-- REQUEST --
Restate the full set of records exactly, word for word.

-- SUPPLIED ENTRIES --
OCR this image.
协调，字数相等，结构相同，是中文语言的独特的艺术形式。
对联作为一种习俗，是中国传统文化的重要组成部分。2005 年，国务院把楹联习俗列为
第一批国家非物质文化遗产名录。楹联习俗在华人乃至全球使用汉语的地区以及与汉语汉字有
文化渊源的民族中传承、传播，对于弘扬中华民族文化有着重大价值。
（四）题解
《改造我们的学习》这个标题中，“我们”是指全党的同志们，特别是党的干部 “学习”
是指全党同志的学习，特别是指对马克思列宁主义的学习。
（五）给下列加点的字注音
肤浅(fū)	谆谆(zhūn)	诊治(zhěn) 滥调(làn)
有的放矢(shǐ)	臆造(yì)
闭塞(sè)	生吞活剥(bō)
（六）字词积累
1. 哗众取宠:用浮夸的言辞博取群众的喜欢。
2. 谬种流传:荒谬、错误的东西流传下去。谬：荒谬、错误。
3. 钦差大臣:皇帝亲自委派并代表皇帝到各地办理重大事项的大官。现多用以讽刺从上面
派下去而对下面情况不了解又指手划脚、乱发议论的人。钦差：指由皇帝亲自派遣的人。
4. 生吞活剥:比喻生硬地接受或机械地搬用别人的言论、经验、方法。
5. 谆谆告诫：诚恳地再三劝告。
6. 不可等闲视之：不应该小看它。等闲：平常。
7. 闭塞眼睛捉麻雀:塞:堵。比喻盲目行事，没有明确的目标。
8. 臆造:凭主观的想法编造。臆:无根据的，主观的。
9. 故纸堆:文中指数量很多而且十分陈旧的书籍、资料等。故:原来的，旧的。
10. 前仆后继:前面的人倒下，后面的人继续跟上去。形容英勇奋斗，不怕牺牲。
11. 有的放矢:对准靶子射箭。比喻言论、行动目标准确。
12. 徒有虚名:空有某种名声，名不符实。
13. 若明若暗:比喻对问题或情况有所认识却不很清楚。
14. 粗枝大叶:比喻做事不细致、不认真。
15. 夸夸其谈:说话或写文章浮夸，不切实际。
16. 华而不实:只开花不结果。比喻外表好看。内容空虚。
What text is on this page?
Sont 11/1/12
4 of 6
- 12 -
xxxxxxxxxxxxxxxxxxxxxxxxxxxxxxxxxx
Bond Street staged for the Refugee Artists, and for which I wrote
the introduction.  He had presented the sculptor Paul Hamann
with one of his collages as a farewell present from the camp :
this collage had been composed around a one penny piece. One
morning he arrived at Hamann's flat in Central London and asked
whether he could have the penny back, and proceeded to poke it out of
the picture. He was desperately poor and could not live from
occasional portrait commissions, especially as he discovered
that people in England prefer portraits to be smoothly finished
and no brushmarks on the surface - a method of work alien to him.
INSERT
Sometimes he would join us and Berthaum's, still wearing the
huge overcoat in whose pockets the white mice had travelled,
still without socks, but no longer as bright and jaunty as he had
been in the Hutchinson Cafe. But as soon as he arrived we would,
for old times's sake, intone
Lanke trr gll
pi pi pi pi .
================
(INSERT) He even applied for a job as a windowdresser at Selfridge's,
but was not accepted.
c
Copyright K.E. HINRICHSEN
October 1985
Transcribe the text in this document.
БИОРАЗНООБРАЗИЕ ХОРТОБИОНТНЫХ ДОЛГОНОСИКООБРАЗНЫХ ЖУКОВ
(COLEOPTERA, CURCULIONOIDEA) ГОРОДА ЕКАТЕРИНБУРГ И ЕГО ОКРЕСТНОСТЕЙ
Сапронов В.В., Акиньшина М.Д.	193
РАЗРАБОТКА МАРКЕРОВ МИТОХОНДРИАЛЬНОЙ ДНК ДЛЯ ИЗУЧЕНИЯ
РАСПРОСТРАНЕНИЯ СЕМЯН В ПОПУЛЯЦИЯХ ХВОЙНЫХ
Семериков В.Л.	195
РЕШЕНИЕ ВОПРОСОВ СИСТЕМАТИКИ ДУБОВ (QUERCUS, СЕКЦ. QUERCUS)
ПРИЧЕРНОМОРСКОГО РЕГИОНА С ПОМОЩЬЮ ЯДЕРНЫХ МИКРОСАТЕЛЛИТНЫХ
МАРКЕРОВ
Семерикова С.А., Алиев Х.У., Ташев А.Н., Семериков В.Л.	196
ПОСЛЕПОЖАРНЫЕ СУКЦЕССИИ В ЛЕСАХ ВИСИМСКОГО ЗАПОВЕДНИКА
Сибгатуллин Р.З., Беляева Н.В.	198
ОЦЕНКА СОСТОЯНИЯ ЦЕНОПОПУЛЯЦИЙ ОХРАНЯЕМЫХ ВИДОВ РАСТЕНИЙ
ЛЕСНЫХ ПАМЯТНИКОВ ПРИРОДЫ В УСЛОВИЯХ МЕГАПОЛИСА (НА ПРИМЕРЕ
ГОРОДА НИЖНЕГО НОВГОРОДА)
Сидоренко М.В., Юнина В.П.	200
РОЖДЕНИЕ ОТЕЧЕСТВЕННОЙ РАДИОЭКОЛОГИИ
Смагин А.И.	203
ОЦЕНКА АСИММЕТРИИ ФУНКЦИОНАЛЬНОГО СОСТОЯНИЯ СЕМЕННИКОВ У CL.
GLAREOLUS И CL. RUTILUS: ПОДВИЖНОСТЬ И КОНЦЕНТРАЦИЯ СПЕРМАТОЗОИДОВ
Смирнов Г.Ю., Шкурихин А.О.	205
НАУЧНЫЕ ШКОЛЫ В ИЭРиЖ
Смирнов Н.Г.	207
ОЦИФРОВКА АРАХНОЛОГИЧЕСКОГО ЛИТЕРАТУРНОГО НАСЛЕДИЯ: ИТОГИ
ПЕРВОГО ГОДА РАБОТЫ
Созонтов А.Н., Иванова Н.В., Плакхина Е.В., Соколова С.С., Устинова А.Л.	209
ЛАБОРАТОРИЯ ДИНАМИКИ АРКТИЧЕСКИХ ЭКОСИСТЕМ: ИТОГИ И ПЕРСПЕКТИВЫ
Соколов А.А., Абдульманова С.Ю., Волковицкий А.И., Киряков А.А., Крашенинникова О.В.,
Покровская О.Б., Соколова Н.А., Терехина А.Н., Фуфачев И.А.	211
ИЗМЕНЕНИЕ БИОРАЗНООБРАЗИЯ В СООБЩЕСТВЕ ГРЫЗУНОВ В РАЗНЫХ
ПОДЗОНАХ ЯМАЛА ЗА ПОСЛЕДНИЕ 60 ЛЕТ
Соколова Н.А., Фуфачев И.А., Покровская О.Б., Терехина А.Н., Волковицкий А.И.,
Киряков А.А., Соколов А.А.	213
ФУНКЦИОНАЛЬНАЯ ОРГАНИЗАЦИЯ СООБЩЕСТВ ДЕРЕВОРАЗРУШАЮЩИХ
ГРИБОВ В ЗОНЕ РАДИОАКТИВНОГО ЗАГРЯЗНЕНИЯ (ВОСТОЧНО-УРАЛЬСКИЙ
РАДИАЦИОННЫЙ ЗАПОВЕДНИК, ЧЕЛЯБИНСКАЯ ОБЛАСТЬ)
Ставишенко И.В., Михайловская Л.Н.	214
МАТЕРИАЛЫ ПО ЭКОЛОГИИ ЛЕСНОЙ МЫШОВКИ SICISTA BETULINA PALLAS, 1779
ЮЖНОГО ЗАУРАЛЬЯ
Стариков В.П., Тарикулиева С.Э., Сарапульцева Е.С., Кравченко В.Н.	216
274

-- EXERCISE RESULT --
OCR this image.
协调，字数相等，结构相同，是中文语言的独特的艺术形式。
对联作为一种习俗，是中国传统文化的重要组成部分。2005 年，国务院把楹联习俗列为
第一批国家非物质文化遗产名录。楹联习俗在华人乃至全球使用汉语的地区以及与汉语汉字有
文化渊源的民族中传承、传播，对于弘扬中华民族文化有着重大价值。
（四）题解
《改造我们的学习》这个标题中，“我们”是指全党的同志们，特别是党的干部 “学习”
是指全党同志的学习，特别是指对马克思列宁主义的学习。
（五）给下列加点的字注音
肤浅(fū)	谆谆(zhūn)	诊治(zhěn) 滥调(làn)
有的放矢(shǐ)	臆造(yì)
闭塞(sè)	生吞活剥(bō)
（六）字词积累
1. 哗众取宠:用浮夸的言辞博取群众的喜欢。
2. 谬种流传:荒谬、错误的东西流传下去。谬：荒谬、错误。
3. 钦差大臣:皇帝亲自委派并代表皇帝到各地办理重大事项的大官。现多用以讽刺从上面
派下去而对下面情况不了解又指手划脚、乱发议论的人。钦差：指由皇帝亲自派遣的人。
4. 生吞活剥:比喻生硬地接受或机械地搬用别人的言论、经验、方法。
5. 谆谆告诫：诚恳地再三劝告。
6. 不可等闲视之：不应该小看它。等闲：平常。
7. 闭塞眼睛捉麻雀:塞:堵。比喻盲目行事，没有明确的目标。
8. 臆造:凭主观的想法编造。臆:无根据的，主观的。
9. 故纸堆:文中指数量很多而且十分陈旧的书籍、资料等。故:原来的，旧的。
10. 前仆后继:前面的人倒下，后面的人继续跟上去。形容英勇奋斗，不怕牺牲。
11. 有的放矢:对准靶子射箭。比喻言论、行动目标准确。
12. 徒有虚名:空有某种名声，名不符实。
13. 若明若暗:比喻对问题或情况有所认识却不很清楚。
14. 粗枝大叶:比喻做事不细致、不认真。
15. 夸夸其谈:说话或写文章浮夸，不切实际。
16. 华而不实:只开花不结果。比喻外表好看。内容空虚。
What text is on this page?
Sont 11/1/12
4 of 6
- 12 -
xxxxxxxxxxxxxxxxxxxxxxxxxxxxxxxxxx
Bond Street staged for the Refugee Artists, and for which I wrote
the introduction.  He had presented the sculptor Paul Hamann
with one of his collages as a farewell present from the camp :
this collage had been composed around a one penny piece. One
morning he arrived at Hamann's flat in Central London and asked
whether he could have the penny back, and proceeded to poke it out of
the picture. He was desperately poor and could not live from
occasional portrait commissions, especially as he discovered
that people in England prefer portraits to be smoothly finished
and no brushmarks on the surface - a method of work alien to him.
INSERT
Sometimes he would join us and Berthaum's, still wearing the
huge overcoat in whose pockets the white mice had travelled,
still without socks, but no longer as bright and jaunty as he had
been in the Hutchinson Cafe. But as soon as he arrived we would,
for old times's sake, intone
Lanke trr gll
pi pi pi pi .
================
(INSERT) He even applied for a job as a windowdresser at Selfridge's,
but was not accepted.
c
Copyright K.E. HINRICHSEN
October 1985
Transcribe the text in this document.
БИОРАЗНООБРАЗИЕ ХОРТОБИОНТНЫХ ДОЛГОНОСИКООБРАЗНЫХ ЖУКОВ
(COLEOPTERA, CURCULIONOIDEA) ГОРОДА ЕКАТЕРИНБУРГ И ЕГО ОКРЕСТНОСТЕЙ
Сапронов В.В., Акиньшина М.Д.	193
РАЗРАБОТКА МАРКЕРОВ МИТОХОНДРИАЛЬНОЙ ДНК ДЛЯ ИЗУЧЕНИЯ
РАСПРОСТРАНЕНИЯ СЕМЯН В ПОПУЛЯЦИЯХ ХВОЙНЫХ
Семериков В.Л.	195
РЕШЕНИЕ ВОПРОСОВ СИСТЕМАТИКИ ДУБОВ (QUERCUS, СЕКЦ. QUERCUS)
ПРИЧЕРНОМОРСКОГО РЕГИОНА С ПОМОЩЬЮ ЯДЕРНЫХ МИКРОСАТЕЛЛИТНЫХ
МАРКЕРОВ
Семерикова С.А., Алиев Х.У., Ташев А.Н., Семериков В.Л.	196
ПОСЛЕПОЖАРНЫЕ СУКЦЕССИИ В ЛЕСАХ ВИСИМСКОГО ЗАПОВЕДНИКА
Сибгатуллин Р.З., Беляева Н.В.	198
ОЦЕНКА СОСТОЯНИЯ ЦЕНОПОПУЛЯЦИЙ ОХРАНЯЕМЫХ ВИДОВ РАСТЕНИЙ
ЛЕСНЫХ ПАМЯТНИКОВ ПРИРОДЫ В УСЛОВИЯХ МЕГАПОЛИСА (НА ПРИМЕРЕ
ГОРОДА НИЖНЕГО НОВГОРОДА)
Сидоренко М.В., Юнина В.П.	200
РОЖДЕНИЕ ОТЕЧЕСТВЕННОЙ РАДИОЭКОЛОГИИ
Смагин А.И.	203
ОЦЕНКА АСИММЕТРИИ ФУНКЦИОНАЛЬНОГО СОСТОЯНИЯ СЕМЕННИКОВ У CL.
GLAREOLUS И CL. RUTILUS: ПОДВИЖНОСТЬ И КОНЦЕНТРАЦИЯ СПЕРМАТОЗОИДОВ
Смирнов Г.Ю., Шкурихин А.О.	205
НАУЧНЫЕ ШКОЛЫ В ИЭРиЖ
Смирнов Н.Г.	207
ОЦИФРОВКА АРАХНОЛОГИЧЕСКОГО ЛИТЕРАТУРНОГО НАСЛЕДИЯ: ИТОГИ
ПЕРВОГО ГОДА РАБОТЫ
Созонтов А.Н., Иванова Н.В., Плакхина Е.В., Соколова С.С., Устинова А.Л.	209
ЛАБОРАТОРИЯ ДИНАМИКИ АРКТИЧЕСКИХ ЭКОСИСТЕМ: ИТОГИ И ПЕРСПЕКТИВЫ
Соколов А.А., Абдульманова С.Ю., Волковицкий А.И., Киряков А.А., Крашенинникова О.В.,
Покровская О.Б., Соколова Н.А., Терехина А.Н., Фуфачев И.А.	211
ИЗМЕНЕНИЕ БИОРАЗНООБРАЗИЯ В СООБЩЕСТВЕ ГРЫЗУНОВ В РАЗНЫХ
ПОДЗОНАХ ЯМАЛА ЗА ПОСЛЕДНИЕ 60 ЛЕТ
Соколова Н.А., Фуфачев И.А., Покровская О.Б., Терехина А.Н., Волковицкий А.И.,
Киряков А.А., Соколов А.А.	213
ФУНКЦИОНАЛЬНАЯ ОРГАНИЗАЦИЯ СООБЩЕСТВ ДЕРЕВОРАЗРУШАЮЩИХ
ГРИБОВ В ЗОНЕ РАДИОАКТИВНОГО ЗАГРЯЗНЕНИЯ (ВОСТОЧНО-УРАЛЬСКИЙ
РАДИАЦИОННЫЙ ЗАПОВЕДНИК, ЧЕЛЯБИНСКАЯ ОБЛАСТЬ)
Ставишенко И.В., Михайловская Л.Н.	214
МАТЕРИАЛЫ ПО ЭКОЛОГИИ ЛЕСНОЙ МЫШОВКИ SICISTA BETULINA PALLAS, 1779
ЮЖНОГО ЗАУРАЛЬЯ
Стариков В.П., Тарикулиева С.Э., Сарапульцева Е.С., Кравченко В.Н.	216
274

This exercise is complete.